DOCUMENT SEGMENT:
★ ★ ★

After 16 years and no convincing plan to finally eliminate all internal discord in sight, President Donald Trump will be giving the Pentagon free rein to add more troops to the U.S.'s ill-defined efforts in Afghanistan, reports the Washington Post and The Hill today.

U.S. Army/Foter.com


The U.S.'s commanders on the ground there have been wanting at least a "few thousand" more troops for months.

As the Post reports:

The decision from the White House comes the same day [Secretary of Defense James] Mattis told lawmakers on the Senate Armed Services Committee that "we are not winning" in Afghanistan. Mattis said the Taliban was surging throughout the country and that he planned to present lawmakers with a strategy for the United States' longest-running war by mid-July.

Mattis admits that even "winning" would not mean U.S. troops could ever actually leave Afghanistan.

The new troops, if deployed, would "provide more fire and air support to the Afghans. Airstrikes and artillery, they reasoned, would give the Afghan forces breathing room to build a more effective force."

Currently, 8,400 or so U.S. troops are there, along with 5,000 NATO troops. The running tally of U.S. dead for this seemingly endless mission is over 2,000, not to mention Afghan civilians, over 3,000 of whom died in fighting in just 2016. This is a war whose only U.S.-security appropriate goal—destroying the active ability to use the country as a fomenter of terror attacks on the U.S.—was accomplished months after it began, way back in 2001.

Although our goals in Afghanistan are unclear and our means to achieve them have not yet been demonstrated, Trump is now in line with the GOP establishment as represented by Sens. John McCain (Ariz) and Lindsey Graham (S.C.) in wanting to ramp it up again. Trump has presided over troop increases in Syria and Iraq as well, despite running occasionally on rhetoric opposed to feckless interventions abroad.

The Hill reports Mattis assuring lawmakers that Trump hasn't given him "some carte blanche to draw up … a number that's out of step with the strategy."

★ ★ ★

DATASET CONTENT:
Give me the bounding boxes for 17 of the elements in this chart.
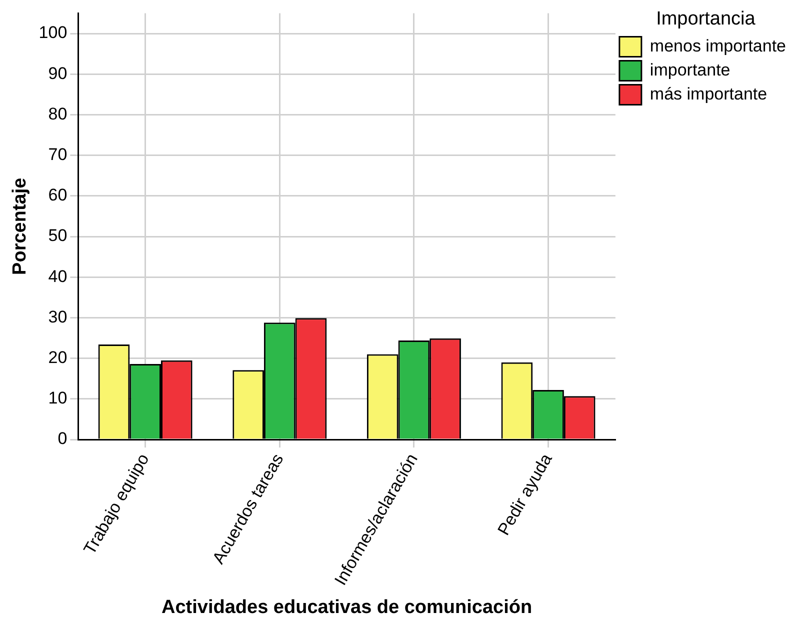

★ ★ ★

CHALLENGE 1:
In the article on Afghanistan troop levels, by when did Mattis plan to give lawmakers a strategy for the war?
CHALLENGE 2:
Carry the article on Afghanistan troop levels forward past its final sentence.

WRITTEN RESPONSE 1:
By mid-July.

WRITTEN RESPONSE 2:
But there really isn't any strategy. As the late Michael Hastings, whose reporting helped cost former Afghan force leader Gen. Stanley McChrystal his job, noted years ago, and nothing has changed, "U.S. forces are not fighting and dying to combat terrorists, but are fighting and dying in local political disputes."

Our military and diplomatic corps has never quite mastered the complicated tribal chaos the U.S. has chosen to stick itself in, and Hastings' reporting led him to concluded that U.S. troops leaving any specific valley in Afghanistan "is as meaningless as staying in those valleys—no impact on our national security or the stability in Afghanistan whatsoever."

Both we and our Afghan allies have done a terrible job actually using our manpower and money in any sensible or effective way, and as chronicled in Joshua Partlow's depressing but informative 2016 book A Kingdom of Their Own, nothing at all about Afghanistan's history in the time since we sent troops there gives any reason for optimism that an effective and un-corrupt government is in the cards there to satisfy every U.S. concern.

But our main such concern has been pretty much taken care of. Trump should have thought of that rather than shrugging and handing power to intensify the impossible situation over there, and inevitably kill more U.S. troops to no good effect, to the Defense Department.